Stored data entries
╭──
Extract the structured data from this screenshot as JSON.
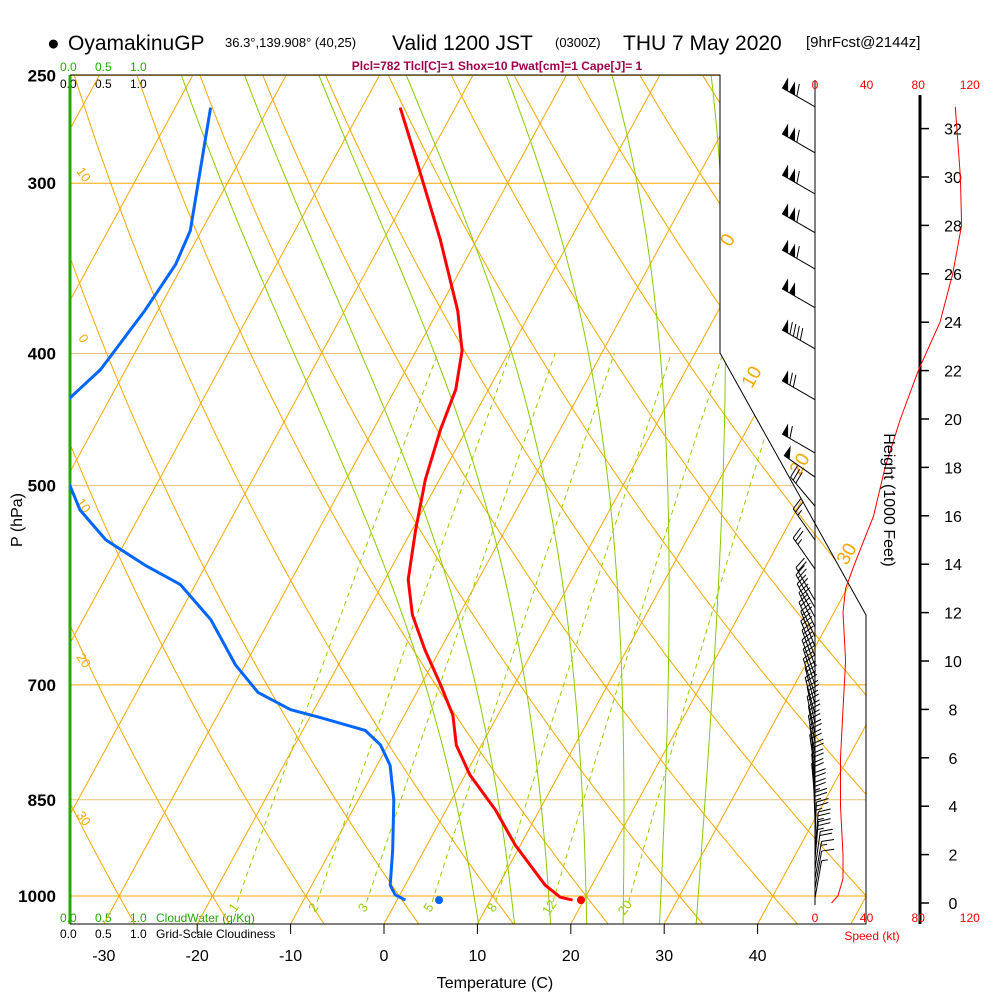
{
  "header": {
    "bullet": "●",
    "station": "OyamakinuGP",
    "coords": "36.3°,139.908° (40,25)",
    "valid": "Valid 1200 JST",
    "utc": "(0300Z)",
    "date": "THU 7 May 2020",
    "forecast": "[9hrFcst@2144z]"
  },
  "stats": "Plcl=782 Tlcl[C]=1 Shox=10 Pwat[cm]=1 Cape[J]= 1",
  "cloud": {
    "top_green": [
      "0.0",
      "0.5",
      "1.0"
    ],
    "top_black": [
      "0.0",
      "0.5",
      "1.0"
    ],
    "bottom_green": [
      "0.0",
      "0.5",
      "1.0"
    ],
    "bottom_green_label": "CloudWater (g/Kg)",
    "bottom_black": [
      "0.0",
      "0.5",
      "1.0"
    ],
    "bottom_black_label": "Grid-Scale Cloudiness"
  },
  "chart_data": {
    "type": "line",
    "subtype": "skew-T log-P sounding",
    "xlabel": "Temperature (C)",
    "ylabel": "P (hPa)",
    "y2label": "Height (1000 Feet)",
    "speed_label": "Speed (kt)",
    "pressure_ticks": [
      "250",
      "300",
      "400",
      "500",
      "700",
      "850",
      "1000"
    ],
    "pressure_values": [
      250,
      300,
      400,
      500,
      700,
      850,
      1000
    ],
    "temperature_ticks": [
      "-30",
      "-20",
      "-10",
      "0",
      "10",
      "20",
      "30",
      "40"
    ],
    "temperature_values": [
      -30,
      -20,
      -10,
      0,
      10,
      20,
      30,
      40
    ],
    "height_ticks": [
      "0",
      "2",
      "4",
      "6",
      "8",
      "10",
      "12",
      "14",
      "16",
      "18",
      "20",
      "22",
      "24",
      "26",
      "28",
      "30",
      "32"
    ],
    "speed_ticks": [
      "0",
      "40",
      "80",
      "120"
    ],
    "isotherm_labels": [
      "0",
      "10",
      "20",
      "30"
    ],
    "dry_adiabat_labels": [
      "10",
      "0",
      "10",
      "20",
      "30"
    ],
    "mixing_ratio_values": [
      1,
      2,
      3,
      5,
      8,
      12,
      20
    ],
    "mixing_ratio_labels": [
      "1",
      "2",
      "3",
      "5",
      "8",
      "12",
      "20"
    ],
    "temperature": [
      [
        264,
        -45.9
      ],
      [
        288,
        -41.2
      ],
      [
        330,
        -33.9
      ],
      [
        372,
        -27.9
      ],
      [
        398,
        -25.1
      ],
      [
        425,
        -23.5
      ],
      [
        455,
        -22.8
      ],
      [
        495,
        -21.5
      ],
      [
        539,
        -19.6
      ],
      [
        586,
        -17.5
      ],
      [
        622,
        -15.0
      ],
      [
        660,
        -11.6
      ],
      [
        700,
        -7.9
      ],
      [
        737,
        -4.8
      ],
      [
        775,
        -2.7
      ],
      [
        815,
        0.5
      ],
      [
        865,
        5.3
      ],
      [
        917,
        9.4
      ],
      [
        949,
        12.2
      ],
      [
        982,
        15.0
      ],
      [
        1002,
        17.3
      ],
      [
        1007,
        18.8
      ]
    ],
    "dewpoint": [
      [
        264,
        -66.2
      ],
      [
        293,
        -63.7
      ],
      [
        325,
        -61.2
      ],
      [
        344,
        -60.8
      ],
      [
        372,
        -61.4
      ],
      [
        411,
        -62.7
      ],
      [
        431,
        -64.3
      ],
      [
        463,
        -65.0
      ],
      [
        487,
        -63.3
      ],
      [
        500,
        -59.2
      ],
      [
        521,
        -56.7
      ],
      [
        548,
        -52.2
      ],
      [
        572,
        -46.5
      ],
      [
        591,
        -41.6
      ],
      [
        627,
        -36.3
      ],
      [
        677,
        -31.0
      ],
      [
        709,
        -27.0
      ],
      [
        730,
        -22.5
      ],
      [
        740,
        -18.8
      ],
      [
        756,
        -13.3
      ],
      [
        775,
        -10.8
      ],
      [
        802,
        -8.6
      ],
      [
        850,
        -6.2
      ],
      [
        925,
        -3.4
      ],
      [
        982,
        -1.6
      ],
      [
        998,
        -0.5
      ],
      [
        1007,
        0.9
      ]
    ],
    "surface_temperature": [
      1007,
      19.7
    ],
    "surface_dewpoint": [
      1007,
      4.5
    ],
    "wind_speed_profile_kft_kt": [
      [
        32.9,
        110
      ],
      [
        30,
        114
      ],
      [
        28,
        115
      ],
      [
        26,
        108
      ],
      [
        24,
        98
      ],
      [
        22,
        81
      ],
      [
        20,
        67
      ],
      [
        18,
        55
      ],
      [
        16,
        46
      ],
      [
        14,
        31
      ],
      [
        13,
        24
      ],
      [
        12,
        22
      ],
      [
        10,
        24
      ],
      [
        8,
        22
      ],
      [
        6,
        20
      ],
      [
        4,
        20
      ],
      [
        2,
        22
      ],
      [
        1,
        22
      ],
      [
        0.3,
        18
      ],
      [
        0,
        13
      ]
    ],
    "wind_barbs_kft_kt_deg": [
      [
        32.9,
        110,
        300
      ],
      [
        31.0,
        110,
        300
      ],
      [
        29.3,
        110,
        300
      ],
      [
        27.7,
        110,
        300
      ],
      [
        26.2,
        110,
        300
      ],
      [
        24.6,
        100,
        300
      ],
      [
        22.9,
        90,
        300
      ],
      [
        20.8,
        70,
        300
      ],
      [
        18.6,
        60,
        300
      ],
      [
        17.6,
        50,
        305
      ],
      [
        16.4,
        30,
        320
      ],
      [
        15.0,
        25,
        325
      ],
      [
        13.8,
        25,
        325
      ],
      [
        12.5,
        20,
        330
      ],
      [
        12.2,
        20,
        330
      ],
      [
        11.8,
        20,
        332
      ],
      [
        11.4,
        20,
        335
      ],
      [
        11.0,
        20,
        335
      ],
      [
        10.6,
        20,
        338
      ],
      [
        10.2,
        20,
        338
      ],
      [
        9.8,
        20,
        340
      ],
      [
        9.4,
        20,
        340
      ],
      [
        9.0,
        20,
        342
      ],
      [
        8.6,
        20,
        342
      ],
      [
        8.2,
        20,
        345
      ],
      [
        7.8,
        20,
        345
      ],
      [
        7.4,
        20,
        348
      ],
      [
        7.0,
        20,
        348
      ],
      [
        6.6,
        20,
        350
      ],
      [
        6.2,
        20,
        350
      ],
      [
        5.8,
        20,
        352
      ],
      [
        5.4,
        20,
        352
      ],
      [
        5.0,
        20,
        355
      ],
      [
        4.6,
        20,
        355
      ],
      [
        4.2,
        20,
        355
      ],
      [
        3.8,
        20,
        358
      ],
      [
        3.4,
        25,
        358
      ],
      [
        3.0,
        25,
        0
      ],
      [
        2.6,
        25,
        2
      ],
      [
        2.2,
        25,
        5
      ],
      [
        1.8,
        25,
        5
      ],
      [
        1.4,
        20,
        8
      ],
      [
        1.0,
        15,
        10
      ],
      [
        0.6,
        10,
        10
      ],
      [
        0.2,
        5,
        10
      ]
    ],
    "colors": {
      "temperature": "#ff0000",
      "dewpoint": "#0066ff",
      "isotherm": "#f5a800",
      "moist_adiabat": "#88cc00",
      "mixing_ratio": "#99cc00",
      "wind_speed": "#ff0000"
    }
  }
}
╰──
Print the listing above in full, exactly as written. Omit any pictures.

Extract the structured data from this screenshot as JSON.
{
  "header": {
    "bullet": "●",
    "station": "OyamakinuGP",
    "coords": "36.3°,139.908° (40,25)",
    "valid": "Valid 1200 JST",
    "utc": "(0300Z)",
    "date": "THU 7 May 2020",
    "forecast": "[9hrFcst@2144z]"
  },
  "stats": "Plcl=782 Tlcl[C]=1 Shox=10 Pwat[cm]=1 Cape[J]= 1",
  "cloud": {
    "top_green": [
      "0.0",
      "0.5",
      "1.0"
    ],
    "top_black": [
      "0.0",
      "0.5",
      "1.0"
    ],
    "bottom_green": [
      "0.0",
      "0.5",
      "1.0"
    ],
    "bottom_green_label": "CloudWater (g/Kg)",
    "bottom_black": [
      "0.0",
      "0.5",
      "1.0"
    ],
    "bottom_black_label": "Grid-Scale Cloudiness"
  },
  "chart_data": {
    "type": "line",
    "subtype": "skew-T log-P sounding",
    "xlabel": "Temperature (C)",
    "ylabel": "P (hPa)",
    "y2label": "Height (1000 Feet)",
    "speed_label": "Speed (kt)",
    "pressure_ticks": [
      "250",
      "300",
      "400",
      "500",
      "700",
      "850",
      "1000"
    ],
    "pressure_values": [
      250,
      300,
      400,
      500,
      700,
      850,
      1000
    ],
    "temperature_ticks": [
      "-30",
      "-20",
      "-10",
      "0",
      "10",
      "20",
      "30",
      "40"
    ],
    "temperature_values": [
      -30,
      -20,
      -10,
      0,
      10,
      20,
      30,
      40
    ],
    "height_ticks": [
      "0",
      "2",
      "4",
      "6",
      "8",
      "10",
      "12",
      "14",
      "16",
      "18",
      "20",
      "22",
      "24",
      "26",
      "28",
      "30",
      "32"
    ],
    "speed_ticks": [
      "0",
      "40",
      "80",
      "120"
    ],
    "isotherm_labels": [
      "0",
      "10",
      "20",
      "30"
    ],
    "dry_adiabat_labels": [
      "10",
      "0",
      "10",
      "20",
      "30"
    ],
    "mixing_ratio_values": [
      1,
      2,
      3,
      5,
      8,
      12,
      20
    ],
    "mixing_ratio_labels": [
      "1",
      "2",
      "3",
      "5",
      "8",
      "12",
      "20"
    ],
    "temperature": [
      [
        264,
        -45.9
      ],
      [
        288,
        -41.2
      ],
      [
        330,
        -33.9
      ],
      [
        372,
        -27.9
      ],
      [
        398,
        -25.1
      ],
      [
        425,
        -23.5
      ],
      [
        455,
        -22.8
      ],
      [
        495,
        -21.5
      ],
      [
        539,
        -19.6
      ],
      [
        586,
        -17.5
      ],
      [
        622,
        -15.0
      ],
      [
        660,
        -11.6
      ],
      [
        700,
        -7.9
      ],
      [
        737,
        -4.8
      ],
      [
        775,
        -2.7
      ],
      [
        815,
        0.5
      ],
      [
        865,
        5.3
      ],
      [
        917,
        9.4
      ],
      [
        949,
        12.2
      ],
      [
        982,
        15.0
      ],
      [
        1002,
        17.3
      ],
      [
        1007,
        18.8
      ]
    ],
    "dewpoint": [
      [
        264,
        -66.2
      ],
      [
        293,
        -63.7
      ],
      [
        325,
        -61.2
      ],
      [
        344,
        -60.8
      ],
      [
        372,
        -61.4
      ],
      [
        411,
        -62.7
      ],
      [
        431,
        -64.3
      ],
      [
        463,
        -65.0
      ],
      [
        487,
        -63.3
      ],
      [
        500,
        -59.2
      ],
      [
        521,
        -56.7
      ],
      [
        548,
        -52.2
      ],
      [
        572,
        -46.5
      ],
      [
        591,
        -41.6
      ],
      [
        627,
        -36.3
      ],
      [
        677,
        -31.0
      ],
      [
        709,
        -27.0
      ],
      [
        730,
        -22.5
      ],
      [
        740,
        -18.8
      ],
      [
        756,
        -13.3
      ],
      [
        775,
        -10.8
      ],
      [
        802,
        -8.6
      ],
      [
        850,
        -6.2
      ],
      [
        925,
        -3.4
      ],
      [
        982,
        -1.6
      ],
      [
        998,
        -0.5
      ],
      [
        1007,
        0.9
      ]
    ],
    "surface_temperature": [
      1007,
      19.7
    ],
    "surface_dewpoint": [
      1007,
      4.5
    ],
    "wind_speed_profile_kft_kt": [
      [
        32.9,
        110
      ],
      [
        30,
        114
      ],
      [
        28,
        115
      ],
      [
        26,
        108
      ],
      [
        24,
        98
      ],
      [
        22,
        81
      ],
      [
        20,
        67
      ],
      [
        18,
        55
      ],
      [
        16,
        46
      ],
      [
        14,
        31
      ],
      [
        13,
        24
      ],
      [
        12,
        22
      ],
      [
        10,
        24
      ],
      [
        8,
        22
      ],
      [
        6,
        20
      ],
      [
        4,
        20
      ],
      [
        2,
        22
      ],
      [
        1,
        22
      ],
      [
        0.3,
        18
      ],
      [
        0,
        13
      ]
    ],
    "wind_barbs_kft_kt_deg": [
      [
        32.9,
        110,
        300
      ],
      [
        31.0,
        110,
        300
      ],
      [
        29.3,
        110,
        300
      ],
      [
        27.7,
        110,
        300
      ],
      [
        26.2,
        110,
        300
      ],
      [
        24.6,
        100,
        300
      ],
      [
        22.9,
        90,
        300
      ],
      [
        20.8,
        70,
        300
      ],
      [
        18.6,
        60,
        300
      ],
      [
        17.6,
        50,
        305
      ],
      [
        16.4,
        30,
        320
      ],
      [
        15.0,
        25,
        325
      ],
      [
        13.8,
        25,
        325
      ],
      [
        12.5,
        20,
        330
      ],
      [
        12.2,
        20,
        330
      ],
      [
        11.8,
        20,
        332
      ],
      [
        11.4,
        20,
        335
      ],
      [
        11.0,
        20,
        335
      ],
      [
        10.6,
        20,
        338
      ],
      [
        10.2,
        20,
        338
      ],
      [
        9.8,
        20,
        340
      ],
      [
        9.4,
        20,
        340
      ],
      [
        9.0,
        20,
        342
      ],
      [
        8.6,
        20,
        342
      ],
      [
        8.2,
        20,
        345
      ],
      [
        7.8,
        20,
        345
      ],
      [
        7.4,
        20,
        348
      ],
      [
        7.0,
        20,
        348
      ],
      [
        6.6,
        20,
        350
      ],
      [
        6.2,
        20,
        350
      ],
      [
        5.8,
        20,
        352
      ],
      [
        5.4,
        20,
        352
      ],
      [
        5.0,
        20,
        355
      ],
      [
        4.6,
        20,
        355
      ],
      [
        4.2,
        20,
        355
      ],
      [
        3.8,
        20,
        358
      ],
      [
        3.4,
        25,
        358
      ],
      [
        3.0,
        25,
        0
      ],
      [
        2.6,
        25,
        2
      ],
      [
        2.2,
        25,
        5
      ],
      [
        1.8,
        25,
        5
      ],
      [
        1.4,
        20,
        8
      ],
      [
        1.0,
        15,
        10
      ],
      [
        0.6,
        10,
        10
      ],
      [
        0.2,
        5,
        10
      ]
    ],
    "colors": {
      "temperature": "#ff0000",
      "dewpoint": "#0066ff",
      "isotherm": "#f5a800",
      "moist_adiabat": "#88cc00",
      "mixing_ratio": "#99cc00",
      "wind_speed": "#ff0000"
    }
  }
}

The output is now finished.